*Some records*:

****************

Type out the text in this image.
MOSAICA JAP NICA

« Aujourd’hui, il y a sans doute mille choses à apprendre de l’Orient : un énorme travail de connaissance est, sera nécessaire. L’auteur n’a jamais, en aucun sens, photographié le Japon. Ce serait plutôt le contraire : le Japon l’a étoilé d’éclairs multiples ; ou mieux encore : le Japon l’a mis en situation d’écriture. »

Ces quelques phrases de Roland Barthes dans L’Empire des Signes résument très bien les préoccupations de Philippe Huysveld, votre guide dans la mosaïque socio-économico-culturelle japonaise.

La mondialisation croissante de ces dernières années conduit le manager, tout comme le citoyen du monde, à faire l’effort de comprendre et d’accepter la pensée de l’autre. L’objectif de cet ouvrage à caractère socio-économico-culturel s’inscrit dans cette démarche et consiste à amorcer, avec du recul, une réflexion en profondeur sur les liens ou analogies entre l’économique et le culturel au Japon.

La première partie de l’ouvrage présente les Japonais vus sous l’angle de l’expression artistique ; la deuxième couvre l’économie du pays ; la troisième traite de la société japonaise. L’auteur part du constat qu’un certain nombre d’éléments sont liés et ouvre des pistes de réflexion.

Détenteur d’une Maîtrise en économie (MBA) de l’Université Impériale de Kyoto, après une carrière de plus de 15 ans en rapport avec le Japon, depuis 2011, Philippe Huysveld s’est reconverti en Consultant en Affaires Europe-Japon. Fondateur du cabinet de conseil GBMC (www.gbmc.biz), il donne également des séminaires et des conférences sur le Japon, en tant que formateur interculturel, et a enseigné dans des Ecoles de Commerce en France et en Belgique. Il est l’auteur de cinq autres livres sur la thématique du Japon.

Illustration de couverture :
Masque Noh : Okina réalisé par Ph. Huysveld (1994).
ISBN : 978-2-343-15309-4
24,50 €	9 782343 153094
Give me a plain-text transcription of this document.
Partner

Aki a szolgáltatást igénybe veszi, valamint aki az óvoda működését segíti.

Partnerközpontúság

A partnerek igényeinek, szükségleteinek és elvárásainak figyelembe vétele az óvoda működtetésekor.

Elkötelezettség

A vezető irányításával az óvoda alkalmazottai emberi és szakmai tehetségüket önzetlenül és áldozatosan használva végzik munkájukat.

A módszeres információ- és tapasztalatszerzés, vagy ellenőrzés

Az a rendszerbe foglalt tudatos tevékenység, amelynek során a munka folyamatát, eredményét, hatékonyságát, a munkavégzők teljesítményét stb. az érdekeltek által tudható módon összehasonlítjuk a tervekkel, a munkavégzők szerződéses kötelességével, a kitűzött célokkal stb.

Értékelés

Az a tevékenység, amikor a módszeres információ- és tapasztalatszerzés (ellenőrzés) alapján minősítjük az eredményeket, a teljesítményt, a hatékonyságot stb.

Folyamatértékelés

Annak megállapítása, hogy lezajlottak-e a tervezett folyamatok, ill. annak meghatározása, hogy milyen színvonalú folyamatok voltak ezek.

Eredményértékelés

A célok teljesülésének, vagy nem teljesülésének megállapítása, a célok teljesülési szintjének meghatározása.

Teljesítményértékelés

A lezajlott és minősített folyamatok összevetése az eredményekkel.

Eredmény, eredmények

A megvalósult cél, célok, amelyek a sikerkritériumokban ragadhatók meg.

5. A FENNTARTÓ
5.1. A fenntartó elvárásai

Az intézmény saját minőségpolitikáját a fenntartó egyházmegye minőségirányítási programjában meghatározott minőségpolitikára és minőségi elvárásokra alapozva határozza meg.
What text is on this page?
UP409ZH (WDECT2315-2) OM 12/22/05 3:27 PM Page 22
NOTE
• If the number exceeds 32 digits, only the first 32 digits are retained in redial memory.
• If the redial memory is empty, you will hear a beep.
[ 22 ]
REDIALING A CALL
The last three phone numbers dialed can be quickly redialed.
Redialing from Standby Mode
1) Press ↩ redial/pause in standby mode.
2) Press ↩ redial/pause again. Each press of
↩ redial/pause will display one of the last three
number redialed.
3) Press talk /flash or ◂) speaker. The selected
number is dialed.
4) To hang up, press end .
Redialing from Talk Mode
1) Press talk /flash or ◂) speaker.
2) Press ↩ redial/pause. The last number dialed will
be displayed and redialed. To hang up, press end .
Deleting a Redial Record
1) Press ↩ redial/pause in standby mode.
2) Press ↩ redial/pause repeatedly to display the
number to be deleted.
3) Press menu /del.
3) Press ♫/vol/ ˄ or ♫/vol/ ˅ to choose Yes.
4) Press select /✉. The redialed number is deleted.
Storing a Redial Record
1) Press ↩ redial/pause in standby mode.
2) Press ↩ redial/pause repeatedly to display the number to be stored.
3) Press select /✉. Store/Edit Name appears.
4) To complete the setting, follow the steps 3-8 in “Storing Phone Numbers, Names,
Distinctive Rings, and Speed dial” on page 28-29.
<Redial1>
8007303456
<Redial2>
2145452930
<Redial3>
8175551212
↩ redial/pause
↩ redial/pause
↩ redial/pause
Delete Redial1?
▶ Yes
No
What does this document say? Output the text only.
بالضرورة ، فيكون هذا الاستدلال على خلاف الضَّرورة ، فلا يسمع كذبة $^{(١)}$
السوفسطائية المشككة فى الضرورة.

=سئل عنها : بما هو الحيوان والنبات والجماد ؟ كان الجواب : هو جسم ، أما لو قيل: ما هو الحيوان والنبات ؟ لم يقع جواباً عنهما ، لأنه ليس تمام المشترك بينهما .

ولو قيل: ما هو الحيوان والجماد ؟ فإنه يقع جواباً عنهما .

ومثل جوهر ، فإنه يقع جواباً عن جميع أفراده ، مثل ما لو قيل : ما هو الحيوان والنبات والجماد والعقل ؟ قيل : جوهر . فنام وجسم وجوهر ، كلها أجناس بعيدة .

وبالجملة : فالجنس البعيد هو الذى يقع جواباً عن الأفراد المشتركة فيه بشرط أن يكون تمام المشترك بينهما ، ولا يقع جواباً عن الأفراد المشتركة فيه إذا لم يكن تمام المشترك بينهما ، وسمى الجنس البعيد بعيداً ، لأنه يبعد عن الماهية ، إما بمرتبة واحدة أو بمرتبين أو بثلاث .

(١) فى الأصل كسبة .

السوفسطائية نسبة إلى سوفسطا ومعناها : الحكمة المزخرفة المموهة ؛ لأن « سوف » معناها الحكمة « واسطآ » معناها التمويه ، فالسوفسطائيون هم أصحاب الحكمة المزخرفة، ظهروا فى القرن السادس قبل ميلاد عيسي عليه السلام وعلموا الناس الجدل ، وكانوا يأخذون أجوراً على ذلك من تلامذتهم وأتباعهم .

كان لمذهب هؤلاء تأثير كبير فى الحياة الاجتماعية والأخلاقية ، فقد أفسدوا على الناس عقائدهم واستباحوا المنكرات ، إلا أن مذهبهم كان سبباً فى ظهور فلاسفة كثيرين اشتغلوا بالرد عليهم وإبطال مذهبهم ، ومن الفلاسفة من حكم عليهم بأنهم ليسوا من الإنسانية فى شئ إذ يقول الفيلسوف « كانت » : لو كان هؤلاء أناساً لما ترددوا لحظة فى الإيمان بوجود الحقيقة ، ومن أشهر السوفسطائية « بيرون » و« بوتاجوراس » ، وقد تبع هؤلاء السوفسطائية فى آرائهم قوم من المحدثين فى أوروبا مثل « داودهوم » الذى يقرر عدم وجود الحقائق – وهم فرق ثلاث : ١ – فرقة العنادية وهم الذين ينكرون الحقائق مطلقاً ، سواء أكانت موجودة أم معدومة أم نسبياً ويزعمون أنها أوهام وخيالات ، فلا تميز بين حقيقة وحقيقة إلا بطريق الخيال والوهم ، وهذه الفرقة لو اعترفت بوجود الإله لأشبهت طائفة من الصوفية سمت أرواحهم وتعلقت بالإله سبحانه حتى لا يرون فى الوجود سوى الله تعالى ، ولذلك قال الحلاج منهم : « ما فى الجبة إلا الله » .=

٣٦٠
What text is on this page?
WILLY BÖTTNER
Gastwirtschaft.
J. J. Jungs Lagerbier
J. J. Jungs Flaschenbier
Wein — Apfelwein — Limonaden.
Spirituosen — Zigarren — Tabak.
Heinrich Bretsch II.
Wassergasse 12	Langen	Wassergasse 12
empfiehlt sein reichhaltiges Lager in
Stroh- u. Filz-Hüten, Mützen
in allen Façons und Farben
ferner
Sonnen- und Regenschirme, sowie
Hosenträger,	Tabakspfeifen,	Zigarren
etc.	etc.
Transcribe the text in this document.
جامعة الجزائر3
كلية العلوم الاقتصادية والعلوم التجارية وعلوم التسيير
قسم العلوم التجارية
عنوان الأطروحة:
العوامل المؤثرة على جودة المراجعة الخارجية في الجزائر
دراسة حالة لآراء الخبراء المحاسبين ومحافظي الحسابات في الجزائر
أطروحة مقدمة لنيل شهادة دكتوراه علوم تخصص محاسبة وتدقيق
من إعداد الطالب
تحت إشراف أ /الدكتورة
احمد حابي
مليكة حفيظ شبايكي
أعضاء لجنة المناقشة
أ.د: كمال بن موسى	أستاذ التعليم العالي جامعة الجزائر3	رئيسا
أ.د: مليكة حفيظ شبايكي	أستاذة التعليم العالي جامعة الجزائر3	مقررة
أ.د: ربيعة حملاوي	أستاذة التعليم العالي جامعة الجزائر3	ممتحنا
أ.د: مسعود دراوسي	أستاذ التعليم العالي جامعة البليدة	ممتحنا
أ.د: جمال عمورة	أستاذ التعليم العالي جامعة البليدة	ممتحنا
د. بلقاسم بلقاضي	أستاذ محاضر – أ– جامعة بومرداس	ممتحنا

****************

*EXERCISE INSTRUCTIONS*: Quote exactly the line containing "Transcribe the text in this document." and every later line through the end of the listing, and no other lines.

*COMPLETE OUTPUT*:
Transcribe the text in this document.
جامعة الجزائر3
كلية العلوم الاقتصادية والعلوم التجارية وعلوم التسيير
قسم العلوم التجارية
عنوان الأطروحة:
العوامل المؤثرة على جودة المراجعة الخارجية في الجزائر
دراسة حالة لآراء الخبراء المحاسبين ومحافظي الحسابات في الجزائر
أطروحة مقدمة لنيل شهادة دكتوراه علوم تخصص محاسبة وتدقيق
من إعداد الطالب
تحت إشراف أ /الدكتورة
احمد حابي
مليكة حفيظ شبايكي
أعضاء لجنة المناقشة
أ.د: كمال بن موسى	أستاذ التعليم العالي جامعة الجزائر3	رئيسا
أ.د: مليكة حفيظ شبايكي	أستاذة التعليم العالي جامعة الجزائر3	مقررة
أ.د: ربيعة حملاوي	أستاذة التعليم العالي جامعة الجزائر3	ممتحنا
أ.د: مسعود دراوسي	أستاذ التعليم العالي جامعة البليدة	ممتحنا
أ.د: جمال عمورة	أستاذ التعليم العالي جامعة البليدة	ممتحنا
د. بلقاسم بلقاضي	أستاذ محاضر – أ– جامعة بومرداس	ممتحنا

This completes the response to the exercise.